:: Exercise details ::
Print all records exactly, leaving nothing out.

+---+

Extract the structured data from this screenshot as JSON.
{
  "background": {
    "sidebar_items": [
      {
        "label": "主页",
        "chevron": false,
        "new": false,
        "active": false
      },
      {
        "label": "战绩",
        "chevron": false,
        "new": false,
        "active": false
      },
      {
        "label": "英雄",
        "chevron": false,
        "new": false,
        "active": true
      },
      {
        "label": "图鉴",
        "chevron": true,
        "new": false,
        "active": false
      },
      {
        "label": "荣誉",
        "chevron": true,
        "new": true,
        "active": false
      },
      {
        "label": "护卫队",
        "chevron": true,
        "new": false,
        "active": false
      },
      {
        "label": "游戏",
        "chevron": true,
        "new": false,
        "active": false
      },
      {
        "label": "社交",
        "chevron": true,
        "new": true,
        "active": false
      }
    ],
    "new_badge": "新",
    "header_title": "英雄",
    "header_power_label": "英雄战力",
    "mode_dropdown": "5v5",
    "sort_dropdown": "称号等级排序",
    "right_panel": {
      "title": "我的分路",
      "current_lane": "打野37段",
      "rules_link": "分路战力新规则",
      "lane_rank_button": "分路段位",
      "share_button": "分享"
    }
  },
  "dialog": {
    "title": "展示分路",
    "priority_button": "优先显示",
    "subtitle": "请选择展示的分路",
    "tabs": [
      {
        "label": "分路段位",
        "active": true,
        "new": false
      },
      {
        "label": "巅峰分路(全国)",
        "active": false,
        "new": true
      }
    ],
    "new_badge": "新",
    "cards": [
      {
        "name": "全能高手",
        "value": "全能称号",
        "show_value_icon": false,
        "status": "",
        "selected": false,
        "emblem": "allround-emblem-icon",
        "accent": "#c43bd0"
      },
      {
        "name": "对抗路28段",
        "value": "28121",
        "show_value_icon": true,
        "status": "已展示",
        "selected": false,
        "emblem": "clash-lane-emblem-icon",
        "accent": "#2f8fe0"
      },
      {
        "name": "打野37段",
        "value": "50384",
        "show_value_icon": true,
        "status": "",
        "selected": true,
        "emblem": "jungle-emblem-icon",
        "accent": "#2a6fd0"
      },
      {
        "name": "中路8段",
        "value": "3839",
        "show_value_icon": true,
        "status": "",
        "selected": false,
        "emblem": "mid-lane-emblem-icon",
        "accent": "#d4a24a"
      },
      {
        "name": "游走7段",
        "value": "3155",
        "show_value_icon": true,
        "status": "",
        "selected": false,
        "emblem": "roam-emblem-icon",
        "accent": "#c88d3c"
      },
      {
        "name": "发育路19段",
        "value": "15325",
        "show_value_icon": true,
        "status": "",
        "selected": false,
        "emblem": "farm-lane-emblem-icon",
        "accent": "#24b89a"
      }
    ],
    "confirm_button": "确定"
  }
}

+---+

:: Written answer ::
Extract the structured data from this screenshot as JSON.
{
  "background": {
    "sidebar_items": [
      {
        "label": "主页",
        "chevron": false,
        "new": false,
        "active": false
      },
      {
        "label": "战绩",
        "chevron": false,
        "new": false,
        "active": false
      },
      {
        "label": "英雄",
        "chevron": false,
        "new": false,
        "active": true
      },
      {
        "label": "图鉴",
        "chevron": true,
        "new": false,
        "active": false
      },
      {
        "label": "荣誉",
        "chevron": true,
        "new": true,
        "active": false
      },
      {
        "label": "护卫队",
        "chevron": true,
        "new": false,
        "active": false
      },
      {
        "label": "游戏",
        "chevron": true,
        "new": false,
        "active": false
      },
      {
        "label": "社交",
        "chevron": true,
        "new": true,
        "active": false
      }
    ],
    "new_badge": "新",
    "header_title": "英雄",
    "header_power_label": "英雄战力",
    "mode_dropdown": "5v5",
    "sort_dropdown": "称号等级排序",
    "right_panel": {
      "title": "我的分路",
      "current_lane": "打野37段",
      "rules_link": "分路战力新规则",
      "lane_rank_button": "分路段位",
      "share_button": "分享"
    }
  },
  "dialog": {
    "title": "展示分路",
    "priority_button": "优先显示",
    "subtitle": "请选择展示的分路",
    "tabs": [
      {
        "label": "分路段位",
        "active": true,
        "new": false
      },
      {
        "label": "巅峰分路(全国)",
        "active": false,
        "new": true
      }
    ],
    "new_badge": "新",
    "cards": [
      {
        "name": "全能高手",
        "value": "全能称号",
        "show_value_icon": false,
        "status": "",
        "selected": false,
        "emblem": "allround-emblem-icon",
        "accent": "#c43bd0"
      },
      {
        "name": "对抗路28段",
        "value": "28121",
        "show_value_icon": true,
        "status": "已展示",
        "selected": false,
        "emblem": "clash-lane-emblem-icon",
        "accent": "#2f8fe0"
      },
      {
        "name": "打野37段",
        "value": "50384",
        "show_value_icon": true,
        "status": "",
        "selected": true,
        "emblem": "jungle-emblem-icon",
        "accent": "#2a6fd0"
      },
      {
        "name": "中路8段",
        "value": "3839",
        "show_value_icon": true,
        "status": "",
        "selected": false,
        "emblem": "mid-lane-emblem-icon",
        "accent": "#d4a24a"
      },
      {
        "name": "游走7段",
        "value": "3155",
        "show_value_icon": true,
        "status": "",
        "selected": false,
        "emblem": "roam-emblem-icon",
        "accent": "#c88d3c"
      },
      {
        "name": "发育路19段",
        "value": "15325",
        "show_value_icon": true,
        "status": "",
        "selected": false,
        "emblem": "farm-lane-emblem-icon",
        "accent": "#24b89a"
      }
    ],
    "confirm_button": "确定"
  }
}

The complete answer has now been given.